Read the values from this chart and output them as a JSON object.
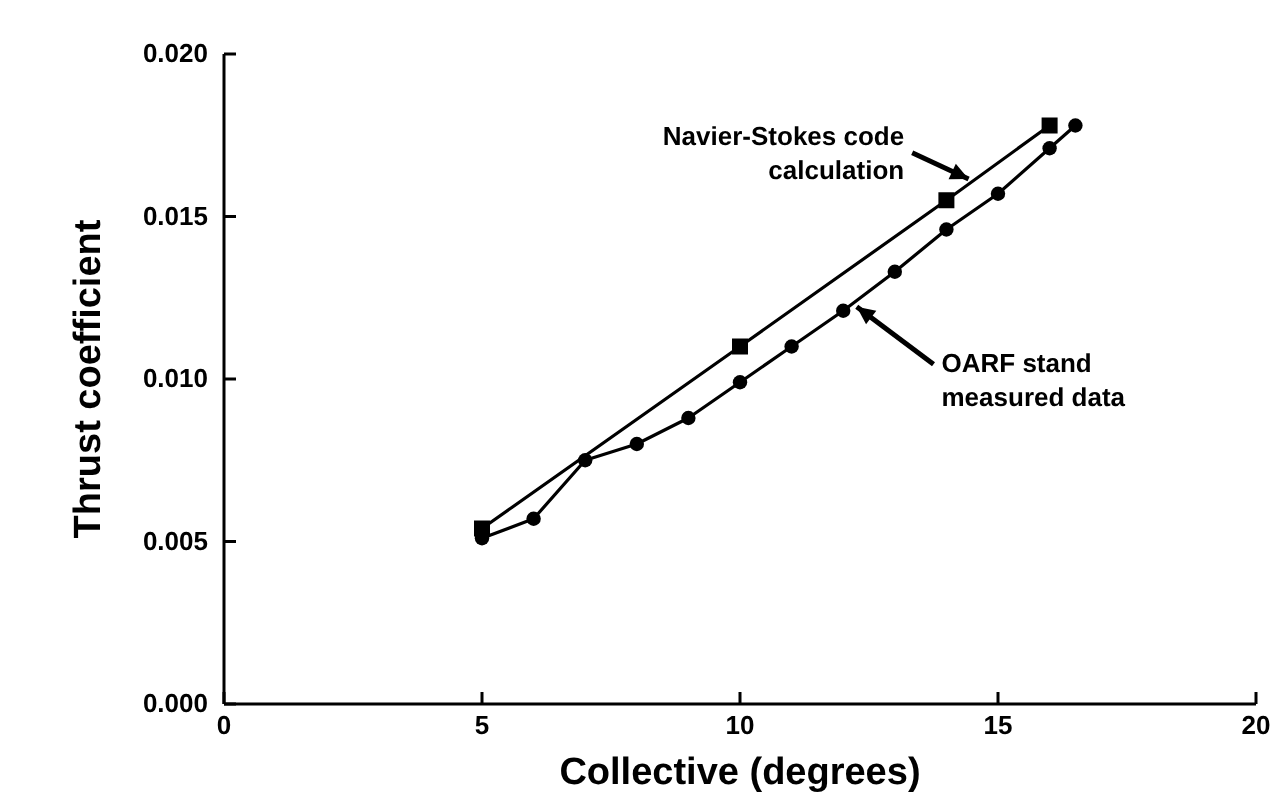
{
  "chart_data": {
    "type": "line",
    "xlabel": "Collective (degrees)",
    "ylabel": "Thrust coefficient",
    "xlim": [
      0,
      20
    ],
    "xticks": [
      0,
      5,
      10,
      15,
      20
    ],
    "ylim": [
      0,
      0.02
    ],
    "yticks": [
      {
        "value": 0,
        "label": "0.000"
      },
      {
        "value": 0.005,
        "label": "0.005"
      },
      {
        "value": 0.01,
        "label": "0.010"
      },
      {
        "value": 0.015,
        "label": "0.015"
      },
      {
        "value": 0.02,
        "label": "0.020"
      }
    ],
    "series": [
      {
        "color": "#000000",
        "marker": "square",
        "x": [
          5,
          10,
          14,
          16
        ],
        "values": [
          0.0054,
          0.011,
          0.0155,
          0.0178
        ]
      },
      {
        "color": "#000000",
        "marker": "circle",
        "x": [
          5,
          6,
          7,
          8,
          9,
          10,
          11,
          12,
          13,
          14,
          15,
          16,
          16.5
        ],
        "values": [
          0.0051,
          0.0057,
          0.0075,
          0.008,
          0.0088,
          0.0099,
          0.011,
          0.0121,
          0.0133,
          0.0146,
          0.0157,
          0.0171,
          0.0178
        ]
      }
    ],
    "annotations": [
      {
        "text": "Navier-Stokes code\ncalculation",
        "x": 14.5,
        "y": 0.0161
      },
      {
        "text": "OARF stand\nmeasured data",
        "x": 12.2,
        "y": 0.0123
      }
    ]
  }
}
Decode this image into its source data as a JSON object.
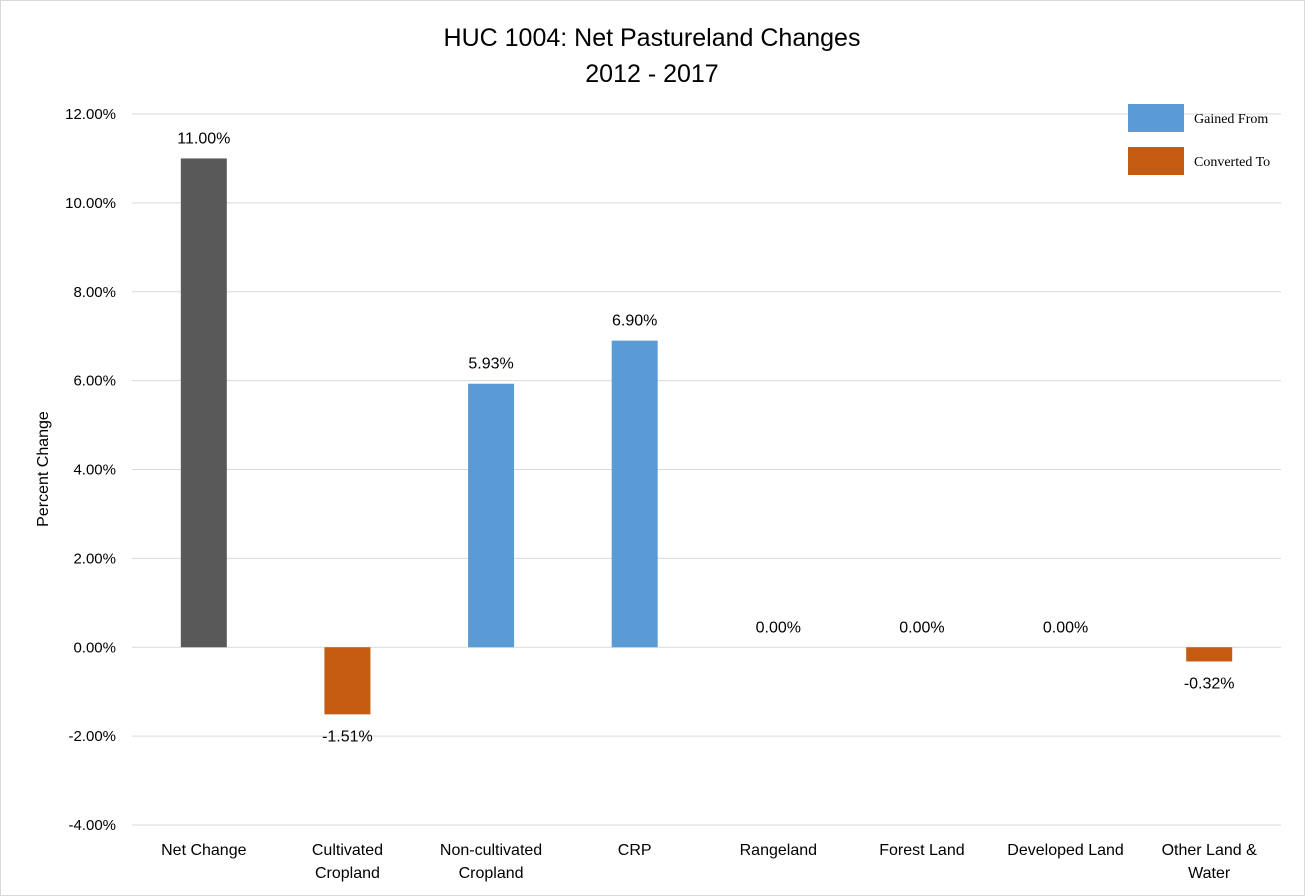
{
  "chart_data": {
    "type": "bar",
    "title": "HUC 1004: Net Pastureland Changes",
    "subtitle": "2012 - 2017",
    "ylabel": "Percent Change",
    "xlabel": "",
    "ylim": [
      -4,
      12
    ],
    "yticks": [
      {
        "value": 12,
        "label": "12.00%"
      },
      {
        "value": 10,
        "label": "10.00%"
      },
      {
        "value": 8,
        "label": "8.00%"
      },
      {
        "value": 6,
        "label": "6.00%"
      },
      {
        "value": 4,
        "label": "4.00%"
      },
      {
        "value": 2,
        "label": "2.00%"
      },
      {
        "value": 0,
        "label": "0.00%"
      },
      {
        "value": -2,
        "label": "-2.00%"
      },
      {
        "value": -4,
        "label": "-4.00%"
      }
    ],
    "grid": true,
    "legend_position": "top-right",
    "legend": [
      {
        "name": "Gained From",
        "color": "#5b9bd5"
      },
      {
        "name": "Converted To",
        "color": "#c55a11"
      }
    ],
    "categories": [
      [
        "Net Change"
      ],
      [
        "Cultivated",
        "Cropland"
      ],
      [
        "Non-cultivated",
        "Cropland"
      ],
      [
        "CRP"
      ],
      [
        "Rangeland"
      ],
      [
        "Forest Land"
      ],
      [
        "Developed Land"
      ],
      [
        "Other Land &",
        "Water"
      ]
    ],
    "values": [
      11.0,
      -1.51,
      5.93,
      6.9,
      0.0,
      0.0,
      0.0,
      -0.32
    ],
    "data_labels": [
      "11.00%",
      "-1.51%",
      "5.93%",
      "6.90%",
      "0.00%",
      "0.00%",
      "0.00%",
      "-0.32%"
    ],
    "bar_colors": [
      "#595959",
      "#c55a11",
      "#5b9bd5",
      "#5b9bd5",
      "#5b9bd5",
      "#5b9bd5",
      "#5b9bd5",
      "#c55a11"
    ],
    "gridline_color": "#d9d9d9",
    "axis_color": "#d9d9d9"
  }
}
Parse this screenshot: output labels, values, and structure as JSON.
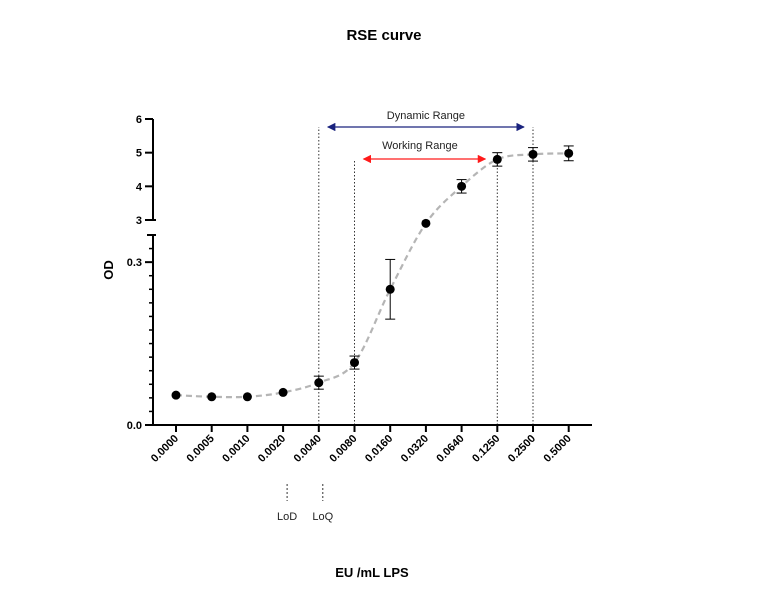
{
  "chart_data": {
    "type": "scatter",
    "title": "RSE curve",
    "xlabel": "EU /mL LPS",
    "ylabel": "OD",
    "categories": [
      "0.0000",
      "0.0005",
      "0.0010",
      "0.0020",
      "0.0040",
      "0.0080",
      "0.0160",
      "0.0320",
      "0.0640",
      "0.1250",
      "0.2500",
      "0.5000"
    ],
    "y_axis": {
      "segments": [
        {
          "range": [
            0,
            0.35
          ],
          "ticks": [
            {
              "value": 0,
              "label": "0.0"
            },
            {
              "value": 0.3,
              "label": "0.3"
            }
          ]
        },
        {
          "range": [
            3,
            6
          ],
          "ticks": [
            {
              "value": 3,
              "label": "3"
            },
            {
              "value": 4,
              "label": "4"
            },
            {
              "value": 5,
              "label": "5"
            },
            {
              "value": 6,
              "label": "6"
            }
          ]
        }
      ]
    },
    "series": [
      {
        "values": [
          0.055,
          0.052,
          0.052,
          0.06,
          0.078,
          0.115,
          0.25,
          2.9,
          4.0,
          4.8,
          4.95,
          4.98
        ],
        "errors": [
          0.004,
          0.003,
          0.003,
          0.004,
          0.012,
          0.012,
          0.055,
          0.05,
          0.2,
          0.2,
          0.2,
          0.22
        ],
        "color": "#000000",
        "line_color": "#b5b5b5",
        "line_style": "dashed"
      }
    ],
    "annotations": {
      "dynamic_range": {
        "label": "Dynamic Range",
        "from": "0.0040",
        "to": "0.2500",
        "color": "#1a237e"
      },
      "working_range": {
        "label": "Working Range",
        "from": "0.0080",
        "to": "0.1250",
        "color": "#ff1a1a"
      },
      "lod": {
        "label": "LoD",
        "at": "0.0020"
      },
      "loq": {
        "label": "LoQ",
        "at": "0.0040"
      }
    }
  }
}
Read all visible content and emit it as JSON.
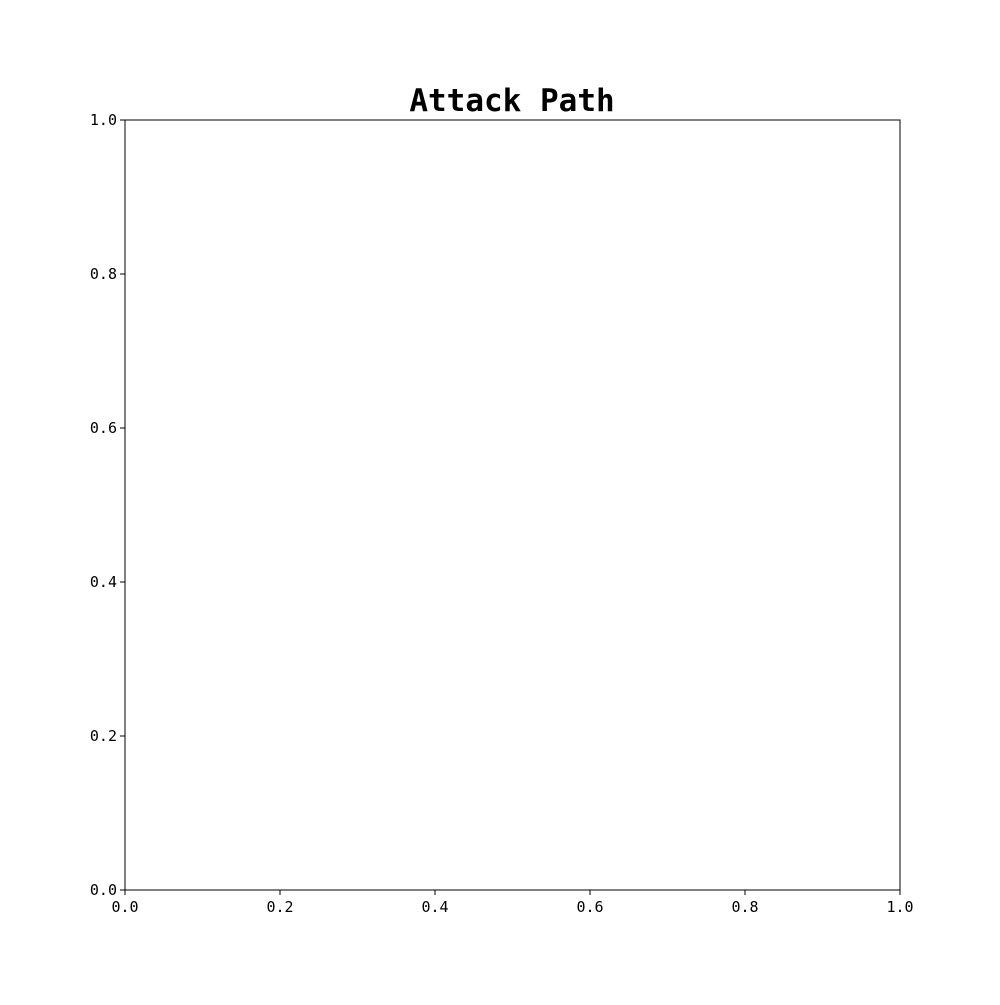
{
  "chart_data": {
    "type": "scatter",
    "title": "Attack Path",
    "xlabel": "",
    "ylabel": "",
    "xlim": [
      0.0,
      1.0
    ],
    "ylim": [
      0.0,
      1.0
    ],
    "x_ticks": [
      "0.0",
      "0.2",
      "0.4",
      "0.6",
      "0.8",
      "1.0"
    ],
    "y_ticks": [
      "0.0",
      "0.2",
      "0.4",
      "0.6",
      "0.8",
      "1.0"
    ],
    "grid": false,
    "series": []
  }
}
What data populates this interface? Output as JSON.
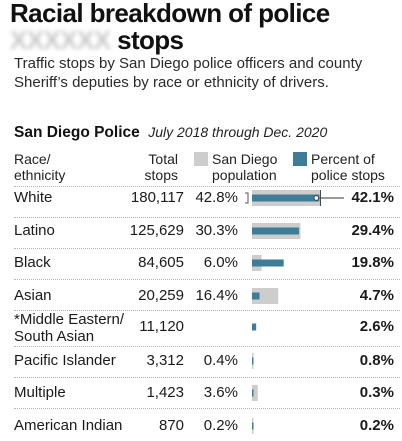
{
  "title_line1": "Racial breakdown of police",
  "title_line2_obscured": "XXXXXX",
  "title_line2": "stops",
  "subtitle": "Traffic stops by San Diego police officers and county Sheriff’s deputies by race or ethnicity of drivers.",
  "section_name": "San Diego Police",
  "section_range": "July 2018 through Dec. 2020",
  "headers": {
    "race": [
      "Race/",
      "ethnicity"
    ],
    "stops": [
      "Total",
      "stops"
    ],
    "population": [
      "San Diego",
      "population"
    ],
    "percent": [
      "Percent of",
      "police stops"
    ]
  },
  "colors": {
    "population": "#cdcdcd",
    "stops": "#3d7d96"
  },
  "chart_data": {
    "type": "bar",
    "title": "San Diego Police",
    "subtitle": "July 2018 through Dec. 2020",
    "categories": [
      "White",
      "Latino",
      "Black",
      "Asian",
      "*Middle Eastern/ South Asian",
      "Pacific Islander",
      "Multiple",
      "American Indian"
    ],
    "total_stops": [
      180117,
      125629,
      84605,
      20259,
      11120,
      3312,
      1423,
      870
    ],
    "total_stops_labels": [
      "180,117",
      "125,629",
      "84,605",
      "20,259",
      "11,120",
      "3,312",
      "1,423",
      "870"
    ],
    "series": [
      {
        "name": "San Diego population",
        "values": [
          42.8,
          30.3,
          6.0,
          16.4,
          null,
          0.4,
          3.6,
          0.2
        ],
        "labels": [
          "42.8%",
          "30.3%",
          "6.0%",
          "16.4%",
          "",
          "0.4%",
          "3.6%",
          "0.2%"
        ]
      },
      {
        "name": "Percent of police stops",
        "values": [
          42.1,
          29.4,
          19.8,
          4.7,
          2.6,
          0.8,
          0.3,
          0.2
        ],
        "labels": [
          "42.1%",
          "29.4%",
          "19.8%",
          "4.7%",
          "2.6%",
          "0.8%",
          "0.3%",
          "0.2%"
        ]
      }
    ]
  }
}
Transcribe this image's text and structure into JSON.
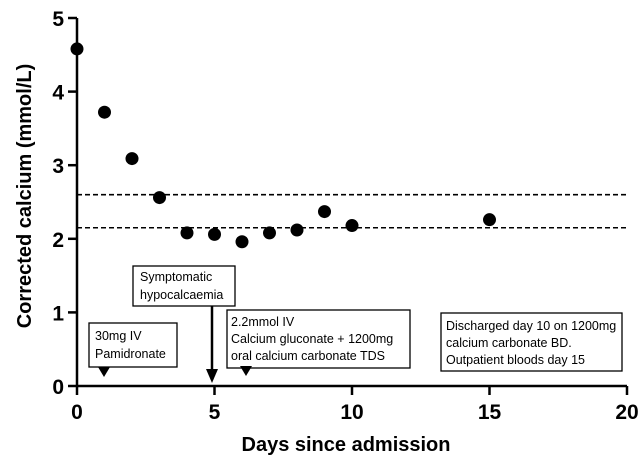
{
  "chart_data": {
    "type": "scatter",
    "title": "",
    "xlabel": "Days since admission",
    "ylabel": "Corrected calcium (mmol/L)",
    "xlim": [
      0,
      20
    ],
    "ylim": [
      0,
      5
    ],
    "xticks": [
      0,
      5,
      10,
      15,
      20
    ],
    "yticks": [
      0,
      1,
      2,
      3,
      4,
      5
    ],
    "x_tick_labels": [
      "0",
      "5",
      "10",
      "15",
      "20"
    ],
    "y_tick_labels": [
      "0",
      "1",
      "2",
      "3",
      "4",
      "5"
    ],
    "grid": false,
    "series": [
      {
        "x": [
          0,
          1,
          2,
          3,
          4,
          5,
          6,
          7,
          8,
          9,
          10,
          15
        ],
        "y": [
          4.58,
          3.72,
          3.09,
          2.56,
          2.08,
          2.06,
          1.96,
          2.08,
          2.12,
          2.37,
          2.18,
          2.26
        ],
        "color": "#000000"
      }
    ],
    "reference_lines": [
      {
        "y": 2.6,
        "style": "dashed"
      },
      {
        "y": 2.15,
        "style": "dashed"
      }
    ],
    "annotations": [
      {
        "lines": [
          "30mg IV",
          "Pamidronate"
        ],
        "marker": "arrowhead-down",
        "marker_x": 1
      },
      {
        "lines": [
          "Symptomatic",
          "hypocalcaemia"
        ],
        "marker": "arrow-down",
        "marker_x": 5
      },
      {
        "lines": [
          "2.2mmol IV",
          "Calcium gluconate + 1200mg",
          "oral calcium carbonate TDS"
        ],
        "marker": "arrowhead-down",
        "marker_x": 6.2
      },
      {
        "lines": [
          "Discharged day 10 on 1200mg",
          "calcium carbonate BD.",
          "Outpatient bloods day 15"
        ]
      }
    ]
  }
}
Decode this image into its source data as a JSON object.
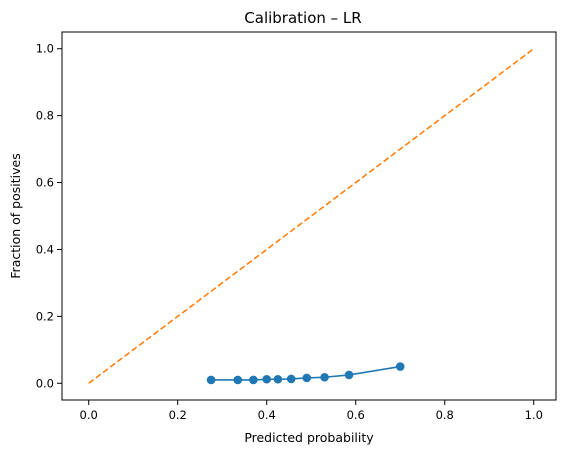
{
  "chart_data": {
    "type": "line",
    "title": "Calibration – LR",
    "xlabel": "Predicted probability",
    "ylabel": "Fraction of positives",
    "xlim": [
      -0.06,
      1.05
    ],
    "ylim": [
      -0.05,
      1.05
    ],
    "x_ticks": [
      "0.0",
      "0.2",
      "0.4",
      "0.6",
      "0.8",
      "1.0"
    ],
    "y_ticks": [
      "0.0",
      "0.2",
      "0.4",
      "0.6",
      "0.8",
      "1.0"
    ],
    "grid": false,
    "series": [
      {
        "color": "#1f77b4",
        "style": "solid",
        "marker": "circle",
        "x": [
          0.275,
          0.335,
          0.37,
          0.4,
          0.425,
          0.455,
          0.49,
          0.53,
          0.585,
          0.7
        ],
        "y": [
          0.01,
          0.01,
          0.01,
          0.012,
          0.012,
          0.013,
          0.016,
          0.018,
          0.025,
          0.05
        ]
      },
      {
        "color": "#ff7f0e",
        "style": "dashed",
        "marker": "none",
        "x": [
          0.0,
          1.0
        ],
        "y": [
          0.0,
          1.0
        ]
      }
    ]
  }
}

----------------------------------------

■ **Short task**:
Show every line from the entries above in which "ylabel" appears.

■ **Task answer**:
    "ylabel": "Thrust coefficient",
    "ylabel": "Percent Change",
    "ylabel": "OD",
    "ylabel": "",
    "ylabel": "Corrected calcium (mmol/L)",
    "ylabel": "Fraction of positives",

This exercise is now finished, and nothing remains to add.